Repeat, without any change, the entries presented below.

Saved entries

####################

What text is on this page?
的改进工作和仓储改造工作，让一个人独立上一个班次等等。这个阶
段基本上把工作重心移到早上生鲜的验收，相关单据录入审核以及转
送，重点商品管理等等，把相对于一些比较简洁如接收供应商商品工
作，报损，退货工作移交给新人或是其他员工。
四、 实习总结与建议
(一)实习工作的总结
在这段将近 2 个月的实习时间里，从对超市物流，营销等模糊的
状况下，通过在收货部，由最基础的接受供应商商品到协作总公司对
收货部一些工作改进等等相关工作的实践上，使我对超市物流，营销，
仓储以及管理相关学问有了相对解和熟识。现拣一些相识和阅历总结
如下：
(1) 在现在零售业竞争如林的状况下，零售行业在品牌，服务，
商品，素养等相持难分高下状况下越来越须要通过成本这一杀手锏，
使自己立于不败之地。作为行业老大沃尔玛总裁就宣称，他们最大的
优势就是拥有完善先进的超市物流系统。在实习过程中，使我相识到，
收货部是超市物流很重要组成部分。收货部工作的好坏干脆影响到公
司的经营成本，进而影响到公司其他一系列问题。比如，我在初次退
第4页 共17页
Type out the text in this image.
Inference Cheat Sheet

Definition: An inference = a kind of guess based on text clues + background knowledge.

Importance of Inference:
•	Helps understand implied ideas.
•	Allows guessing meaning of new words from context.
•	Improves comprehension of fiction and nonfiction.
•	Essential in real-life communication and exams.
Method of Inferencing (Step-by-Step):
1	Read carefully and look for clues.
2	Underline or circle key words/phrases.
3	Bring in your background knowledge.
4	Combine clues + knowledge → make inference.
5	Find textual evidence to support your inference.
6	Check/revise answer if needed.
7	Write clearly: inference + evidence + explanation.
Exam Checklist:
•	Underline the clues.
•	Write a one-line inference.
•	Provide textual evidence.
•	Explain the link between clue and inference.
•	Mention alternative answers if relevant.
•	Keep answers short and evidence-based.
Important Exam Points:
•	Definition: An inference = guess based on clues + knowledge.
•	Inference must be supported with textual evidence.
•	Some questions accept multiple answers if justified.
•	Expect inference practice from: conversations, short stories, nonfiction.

####################

Task result:
What text is on this page?
的改进工作和仓储改造工作，让一个人独立上一个班次等等。这个阶
段基本上把工作重心移到早上生鲜的验收，相关单据录入审核以及转
送，重点商品管理等等，把相对于一些比较简洁如接收供应商商品工
作，报损，退货工作移交给新人或是其他员工。
四、 实习总结与建议
(一)实习工作的总结
在这段将近 2 个月的实习时间里，从对超市物流，营销等模糊的
状况下，通过在收货部，由最基础的接受供应商商品到协作总公司对
收货部一些工作改进等等相关工作的实践上，使我对超市物流，营销，
仓储以及管理相关学问有了相对解和熟识。现拣一些相识和阅历总结
如下：
(1) 在现在零售业竞争如林的状况下，零售行业在品牌，服务，
商品，素养等相持难分高下状况下越来越须要通过成本这一杀手锏，
使自己立于不败之地。作为行业老大沃尔玛总裁就宣称，他们最大的
优势就是拥有完善先进的超市物流系统。在实习过程中，使我相识到，
收货部是超市物流很重要组成部分。收货部工作的好坏干脆影响到公
司的经营成本，进而影响到公司其他一系列问题。比如，我在初次退
第4页 共17页
Type out the text in this image.
Inference Cheat Sheet

Definition: An inference = a kind of guess based on text clues + background knowledge.

Importance of Inference:
•	Helps understand implied ideas.
•	Allows guessing meaning of new words from context.
•	Improves comprehension of fiction and nonfiction.
•	Essential in real-life communication and exams.
Method of Inferencing (Step-by-Step):
1	Read carefully and look for clues.
2	Underline or circle key words/phrases.
3	Bring in your background knowledge.
4	Combine clues + knowledge → make inference.
5	Find textual evidence to support your inference.
6	Check/revise answer if needed.
7	Write clearly: inference + evidence + explanation.
Exam Checklist:
•	Underline the clues.
•	Write a one-line inference.
•	Provide textual evidence.
•	Explain the link between clue and inference.
•	Mention alternative answers if relevant.
•	Keep answers short and evidence-based.
Important Exam Points:
•	Definition: An inference = guess based on clues + knowledge.
•	Inference must be supported with textual evidence.
•	Some questions accept multiple answers if justified.
•	Expect inference practice from: conversations, short stories, nonfiction.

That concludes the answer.